start

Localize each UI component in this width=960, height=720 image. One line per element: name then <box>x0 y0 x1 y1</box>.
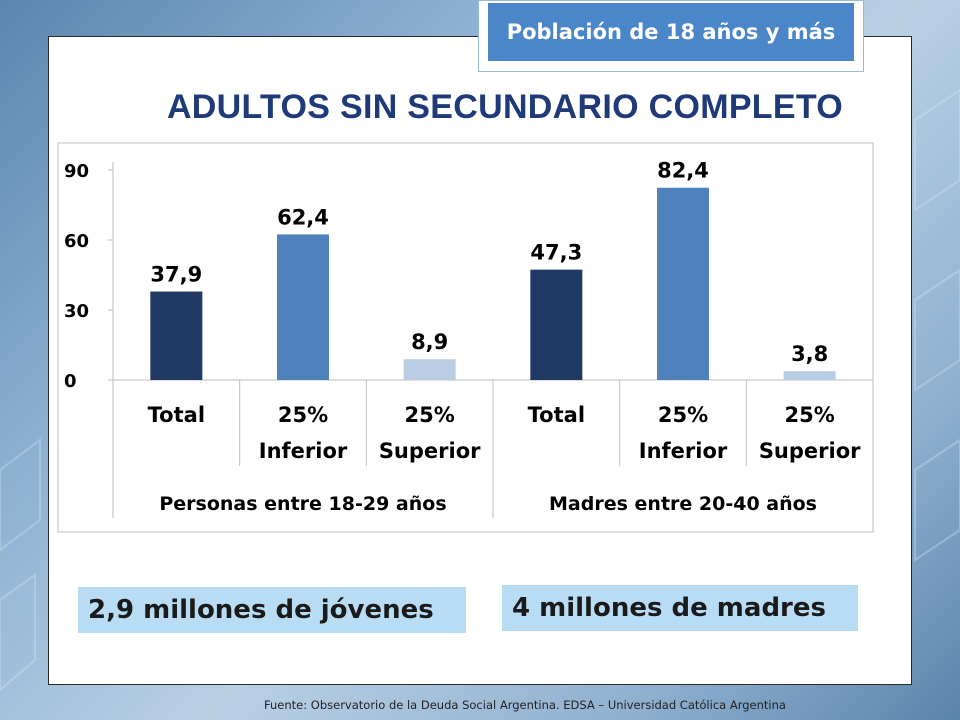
category-label: Superior <box>759 439 861 463</box>
category-label: Superior <box>379 439 481 463</box>
category-label: 25% <box>405 403 455 427</box>
category-label: 25% <box>658 403 708 427</box>
bar-value-label: 47,3 <box>530 241 582 265</box>
population-badge-label: Población de 18 años y más <box>486 1 856 63</box>
y-tick-label: 60 <box>64 231 89 252</box>
category-label: Inferior <box>259 439 348 463</box>
bar <box>403 359 456 380</box>
category-label: Total <box>528 403 585 427</box>
category-label: 25% <box>785 403 835 427</box>
y-tick-label: 30 <box>64 301 89 322</box>
category-label: Total <box>148 403 205 427</box>
population-badge: Población de 18 años y más <box>478 0 864 72</box>
bar-value-label: 3,8 <box>791 342 828 366</box>
group-label: Personas entre 18-29 años <box>159 493 446 515</box>
source-note: Fuente: Observatorio de la Deuda Social … <box>264 698 786 712</box>
bar-value-label: 82,4 <box>657 159 709 183</box>
bar <box>150 291 203 380</box>
bar-value-label: 62,4 <box>277 205 329 229</box>
bar-value-label: 8,9 <box>411 330 448 354</box>
category-label: Inferior <box>639 439 728 463</box>
group-label: Madres entre 20-40 años <box>549 493 817 515</box>
y-tick-label: 0 <box>64 371 77 392</box>
bar <box>530 269 583 380</box>
bar <box>657 187 709 380</box>
category-label: 25% <box>278 403 328 427</box>
y-tick-label: 90 <box>64 161 89 182</box>
bar <box>783 371 836 380</box>
mothers-callout: 4 millones de madres <box>502 585 858 631</box>
bar <box>277 234 329 380</box>
youth-callout: 2,9 millones de jóvenes <box>78 587 466 633</box>
slide-title: ADULTOS SIN SECUNDARIO COMPLETO <box>166 88 844 126</box>
bar-value-label: 37,9 <box>150 263 202 287</box>
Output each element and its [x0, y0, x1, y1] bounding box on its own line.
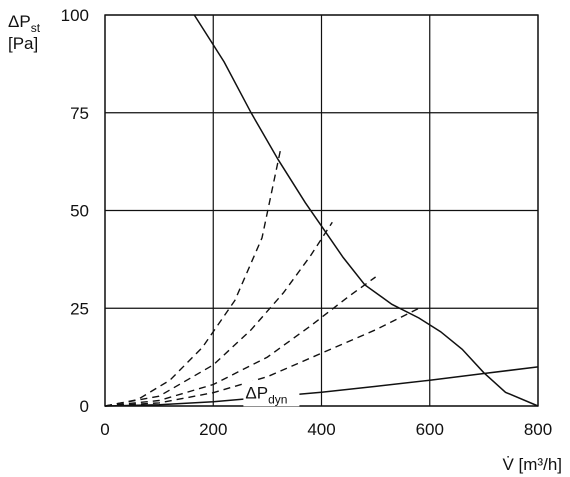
x-tick-label: 800 — [524, 420, 552, 439]
x-tick-label: 400 — [307, 420, 335, 439]
x-axis-label: V̇ [m³/h] — [502, 455, 562, 474]
series-line-3 — [104, 276, 377, 407]
plot-frame — [104, 14, 539, 407]
tick-labels: 0 200 400 600 800 0 25 50 75 100 — [61, 6, 553, 439]
annotations: ΔPdyn — [243, 380, 300, 407]
series-line-5 — [104, 366, 539, 407]
x-tick-label: 0 — [100, 420, 109, 439]
x-tick-label: 600 — [416, 420, 444, 439]
y-tick-label: 100 — [61, 6, 89, 25]
y-tick-label: 75 — [70, 104, 89, 123]
series-line-2 — [104, 221, 333, 407]
annotation-bg — [243, 380, 300, 407]
y-tick-label: 50 — [70, 202, 89, 221]
y-axis-unit: [Pa] — [8, 34, 38, 53]
y-tick-label: 25 — [70, 299, 89, 318]
y-tick-label: 0 — [80, 397, 89, 416]
series-line-4 — [104, 307, 420, 407]
grid — [104, 14, 539, 407]
y-axis-label: ΔPst — [8, 12, 41, 35]
series-line-1 — [104, 147, 282, 407]
series-layer — [104, 14, 539, 407]
annotation-pdyn: ΔPdyn — [245, 383, 287, 406]
x-tick-label: 200 — [199, 420, 227, 439]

end

▸ **Set exercise**: Extract every line of the listing that contains the string "callout", matching case exactly.

▸ **Result of the task**:
mothers-callout: 4 millones de madres <box>502 585 858 631</box>
youth-callout: 2,9 millones de jóvenes <box>78 587 466 633</box>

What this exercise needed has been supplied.